# PROBLEM TO SOLVE
Read the listing below and copy out every line that holds "πόλο".

· · · ·

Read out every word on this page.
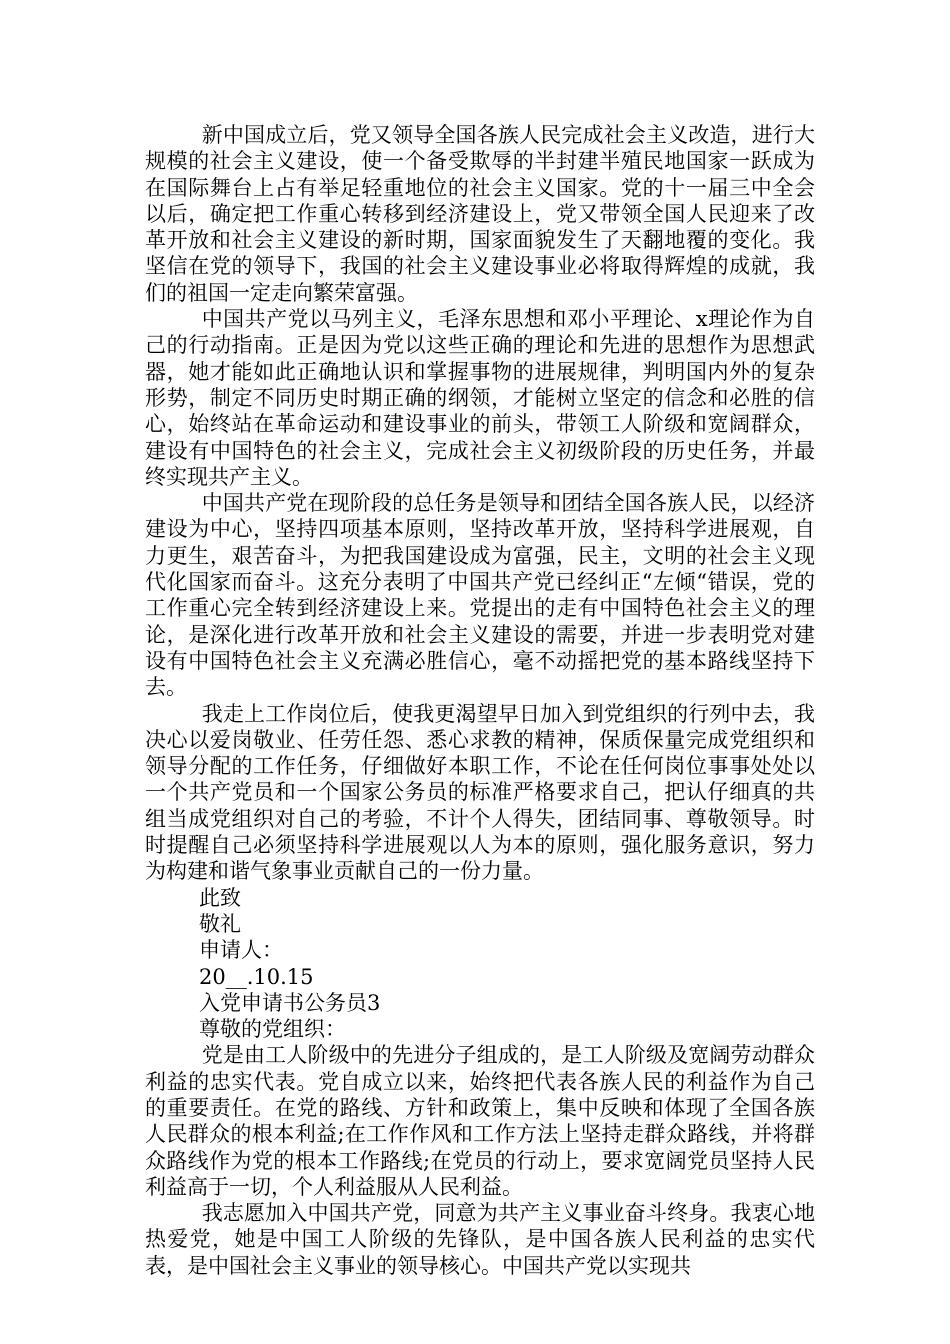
新中国成立后，党又领导全国各族人民完成社会主义改造，进行大规模的社会主义建设，使一个备受欺辱的半封建半殖民地国家一跃成为在国际舞台上占有举足轻重地位的社会主义国家。党的十一届三中全会以后，确定把工作重心转移到经济建设上，党又带领全国人民迎来了改革开放和社会主义建设的新时期，国家面貌发生了天翻地覆的变化。我坚信在党的领导下，我国的社会主义建设事业必将取得辉煌的成就，我们的祖国一定走向繁荣富强。

中国共产党以马列主义，毛泽东思想和邓小平理论、x理论作为自己的行动指南。正是因为党以这些正确的理论和先进的思想作为思想武器，她才能如此正确地认识和掌握事物的进展规律，判明国内外的复杂形势，制定不同历史时期正确的纲领，才能树立坚定的信念和必胜的信心，始终站在革命运动和建设事业的前头，带领工人阶级和宽阔群众，建设有中国特色的社会主义，完成社会主义初级阶段的历史任务，并最终实现共产主义。

中国共产党在现阶段的总任务是领导和团结全国各族人民，以经济建设为中心，坚持四项基本原则，坚持改革开放，坚持科学进展观，自力更生，艰苦奋斗，为把我国建设成为富强，民主，文明的社会主义现代化国家而奋斗。这充分表明了中国共产党已经纠正“左倾“错误，党的工作重心完全转到经济建设上来。党提出的走有中国特色社会主义的理论，是深化进行改革开放和社会主义建设的需要，并进一步表明党对建设有中国特色社会主义充满必胜信心，毫不动摇把党的基本路线坚持下去。

我走上工作岗位后，使我更渴望早日加入到党组织的行列中去，我决心以爱岗敬业、任劳任怨、悉心求教的精神，保质保量完成党组织和领导分配的工作任务，仔细做好本职工作，不论在任何岗位事事处处以一个共产党员和一个国家公务员的标准严格要求自己，把认仔细真的共组当成党组织对自己的考验，不计个人得失，团结同事、尊敬领导。时时提醒自己必须坚持科学进展观以人为本的原则，强化服务意识，努力为构建和谐气象事业贡献自己的一份力量。

此致

敬礼

申请人：

20__.10.15

入党申请书公务员3

尊敬的党组织：

党是由工人阶级中的先进分子组成的，是工人阶级及宽阔劳动群众利益的忠实代表。党自成立以来，始终把代表各族人民的利益作为自己的重要责任。在党的路线、方针和政策上，集中反映和体现了全国各族人民群众的根本利益;在工作作风和工作方法上坚持走群众路线，并将群众路线作为党的根本工作路线;在党员的行动上，要求宽阔党员坚持人民利益高于一切，个人利益服从人民利益。

我志愿加入中国共产党，同意为共产主义事业奋斗终身。我衷心地热爱党，她是中国工人阶级的先锋队，是中国各族人民利益的忠实代表，是中国社会主义事业的领导核心。中国共产党以实现共
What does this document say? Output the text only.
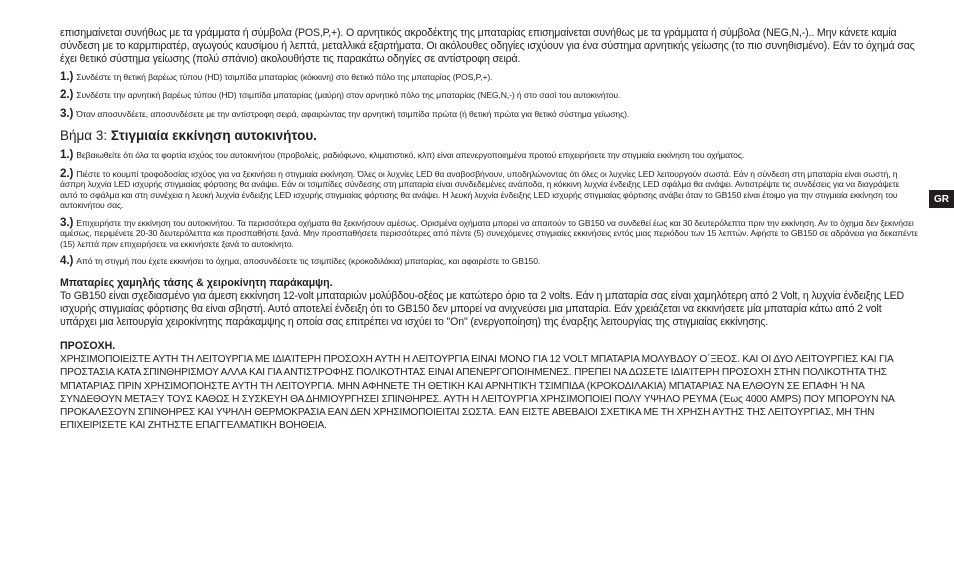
επισημαίνεται συνήθως με τα γράμματα ή σύμβολα (POS,P,+). Ο αρνητικός ακροδέκτης της μπαταρίας επισημαίνεται συνήθως με τα γράμματα ή σύμβολα (NEG,N,-).. Μην κάνετε καμία σύνδεση με το καρμπιρατέρ, αγωγούς καυσίμου ή λεπτά, μεταλλικά εξαρτήματα. Οι ακόλουθες οδηγίες ισχύουν για ένα σύστημα αρνητικής γείωσης (το πιο συνηθισμένο). Εάν το όχημά σας έχει θετικό σύστημα γείωσης (πολύ σπάνιο) ακολουθήστε τις παρακάτω οδηγίες σε αντίστροφη σειρά.

1.) Συνδέστε τη θετική βαρέως τύπου (HD) τσιμπίδα μπαταρίας (κόκκινη) στο θετικό πόλο της μπαταρίας (POS,P,+).

2.) Συνδέστε την αρνητική βαρέως τύπου (HD) τσιμπίδα μπαταρίας (μαύρη) στον αρνητικό πόλο της μπαταρίας (NEG,N,-) ή στο σασί του αυτοκινήτου.

3.) Όταν αποσυνδέετε, αποσυνδέσετε με την αντίστροφη σειρά, αφαιρώντας την αρνητική τσιμπίδα πρώτα (ή θετική πρώτα για θετικό σύστημα γείωσης).

Βήμα 3: Στιγμιαία εκκίνηση αυτοκινήτου.

1.) Βεβαιωθείτε ότι όλα τα φορτία ισχύος του αυτοκινήτου (προβολείς, ραδιόφωνο, κλιματιστικό, κλπ) είναι απενεργοποιημένα προτού επιχειρήσετε την στιγμιαία εκκίνηση του οχήματος.

2.) Πιέστε το κουμπί τροφοδοσίας ισχύος για να ξεκινήσει η στιγμιαία εκκίνηση. Όλες οι λυχνίες LED θα αναβοσβήνουν, υποδηλώνοντας ότι όλες οι λυχνίες LED λειτουργούν σωστά. Εάν η σύνδεση στη μπαταρία είναι σωστή, η άσπρη λυχνία LED ισχυρής στιγμιαίας φόρτισης θα ανάψει. Εάν οι τσιμπίδες σύνδεσης στη μπαταρία είναι συνδεδεμένες ανάποδα, η κόκκινη λυχνία ένδειξης LED σφάλμα θα ανάψει. Αντιστρέψτε τις συνδέσεις για να διαγράψετε αυτό το σφάλμα και στη συνέχεια η λευκή λυχνία ένδειξης LED ισχυρής στιγμιαίας φόρτισης θα ανάψει. Η λευκή λυχνία ένδειξης LED ισχυρής στιγμιαίας φόρτισης ανάβει όταν το GB150 είναι έτοιμο για την στιγμιαία εκκίνηση του αυτοκινήτου σας.

3.) Επιχειρήστε την εκκίνηση του αυτοκινήτου. Τα περισσότερα οχήματα θα ξεκινήσουν αμέσως. Ορισμένα οχήματα μπορεί να απαιτούν το GB150 να συνδεθεί έως και 30 δευτερόλεπτα πριν την εκκίνηση. Αν το όχημα δεν ξεκινήσει αμέσως, περιμένετε 20-30 δευτερόλεπτα και προσπαθήστε ξανά. Μην προσπαθήσετε περισσότερες από πέντε (5) συνεχόμενες στιγμιαίες εκκινήσεις εντός μιας περιόδου των 15 λεπτών. Αφήστε το GB150 σε αδράνεια για δεκαπέντε (15) λεπτά πριν επιχειρήσετε να εκκινήσετε ξανά το αυτοκίνητο.

4.) Από τη στιγμή που έχετε εκκινήσει το όχημα, αποσυνδέσετε τις τσιμπίδες (κροκοδιλάκια) μπαταρίας, και αφαιρέστε το GB150.

Μπαταρίες χαμηλής τάσης & χειροκίνητη παράκαμψη.

Το GB150 είναι σχεδιασμένο για άμεση εκκίνηση 12-volt μπαταριών μολύβδου-οξέος με κατώτερο όριο τα 2 volts. Εάν η μπαταρία σας είναι χαμηλότερη από 2 Volt, η λυχνία ένδειξης LED ισχυρής στιγμιαίας φόρτισης θα είναι σβηστή. Αυτό αποτελεί ένδειξη ότι το GB150 δεν μπορεί να ανιχνεύσει μια μπαταρία. Εάν χρειάζεται να εκκινήσετε μία μπαταρία κάτω από 2 volt υπάρχει μια λειτουργία χειροκίνητης παράκαμψης η οποία σας επιτρέπει να ισχύει το "On" (ενεργοποίηση) της έναρξης λειτουργίας της στιγμιαίας εκκίνησης.

ΠΡΟΣΟΧΗ.

ΧΡΗΣΙΜΟΠΟΙΕΙΣΤΕ ΑΥΤΗ ΤΗ ΛΕΙΤΟΥΡΓΙΑ ΜΕ ΙΔΙΑΊΤΕΡΗ ΠΡΟΣΟΧΗ ΑΥΤΗ Η ΛΕΙΤΟΥΡΓΙΑ ΕΙΝΑΙ ΜΟΝΟ ΓΙΑ 12 VOLT ΜΠΑΤΑΡΙΑ ΜΟΛΥΒΔΟΥ Ο΄ΞΕΟΣ. ΚΑΙ ΟΙ ΔΥΟ ΛΕΙΤΟΥΡΓΙΕΣ ΚΑΙ ΓΙΑ ΠΡΟΣΤΑΣΙΑ ΚΑΤΑ ΣΠΙΝΘΗΡΙΣΜΟΥ ΑΛΛΑ ΚΑΙ ΓΙΑ ΑΝΤΙΣΤΡΟΦΗΣ ΠΟΛΙΚΟΤΗΤΑΣ ΕΙΝΑΙ ΑΠΕΝΕΡΓΟΠΟΙΗΜΕΝΕΣ. ΠΡΕΠΕΙ ΝΑ ΔΩΣΕΤΕ ΙΔΙΑΊΤΕΡΗ ΠΡΟΣΟΧΗ ΣΤΗΝ ΠΟΛΙΚΟΤΗΤΑ ΤΗΣ ΜΠΑΤΑΡΙΑΣ ΠΡΙΝ ΧΡΗΣΙΜΟΠΟΗΣΤΕ ΑΥΤΗ ΤΗ ΛΕΙΤΟΥΡΓΙΑ. ΜΗΝ ΑΦΗΝΕΤΕ ΤΗ ΘΕΤΙΚΗ ΚΑΙ ΑΡΝΗΤΙΚΉ ΤΣΙΜΠΙΔΑ (ΚΡΟΚΟΔΙΛΑΚΙΑ) ΜΠΑΤΑΡΙΑΣ ΝΑ ΕΛΘΟΥΝ ΣΕ ΕΠΑΦΗ Ή ΝΑ ΣΥΝΔΕΘΟΥΝ ΜΕΤΑΞΥ ΤΟΥΣ ΚΑΘΩΣ Η ΣΥΣΚΕΥΗ ΘΑ ΔΗΜΙΟΥΡΓΗΣΕΙ ΣΠΙΝΘΗΡΕΣ. ΑΥΤΗ Η ΛΕΙΤΟΥΡΓΙΑ ΧΡΗΣΙΜΟΠΟΙΕΙ ΠΟΛΥ ΥΨΗΛΟ ΡΕΥΜΑ (Έως 4000 AMPS) ΠΟΥ ΜΠΟΡΟΥΝ ΝΑ ΠΡΟΚΑΛΕΣΟΥΝ ΣΠΙΝΘΗΡΕΣ ΚΑΙ ΥΨΗΛΗ ΘΕΡΜΟΚΡΑΣΙΑ ΕΑΝ ΔΕΝ ΧΡΗΣΙΜΟΠΟΙΕΙΤΑΙ ΣΩΣΤΑ. ΕΑΝ ΕΙΣΤΕ ΑΒΕΒΑΙΟΙ ΣΧΕΤΙΚΑ ΜΕ ΤΗ ΧΡΗΣΗ ΑΥΤΗΣ ΤΗΣ ΛΕΙΤΟΥΡΓΙΑΣ, ΜΗ ΤΗΝ ΕΠΙΧΕΙΡΙΣΕΤΕ ΚΑΙ ΖΗΤΗΣΤΕ ΕΠΑΓΓΕΛΜΑΤΙΚΗ ΒΟΗΘΕΙΑ.

GR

· · · ·

# WRITTEN SOLUTION
1.) Συνδέστε τη θετική βαρέως τύπου (HD) τσιμπίδα μπαταρίας (κόκκινη) στο θετικό πόλο της μπαταρίας (POS,P,+).
2.) Συνδέστε την αρνητική βαρέως τύπου (HD) τσιμπίδα μπαταρίας (μαύρη) στον αρνητικό πόλο της μπαταρίας (NEG,N,-) ή στο σασί του αυτοκινήτου.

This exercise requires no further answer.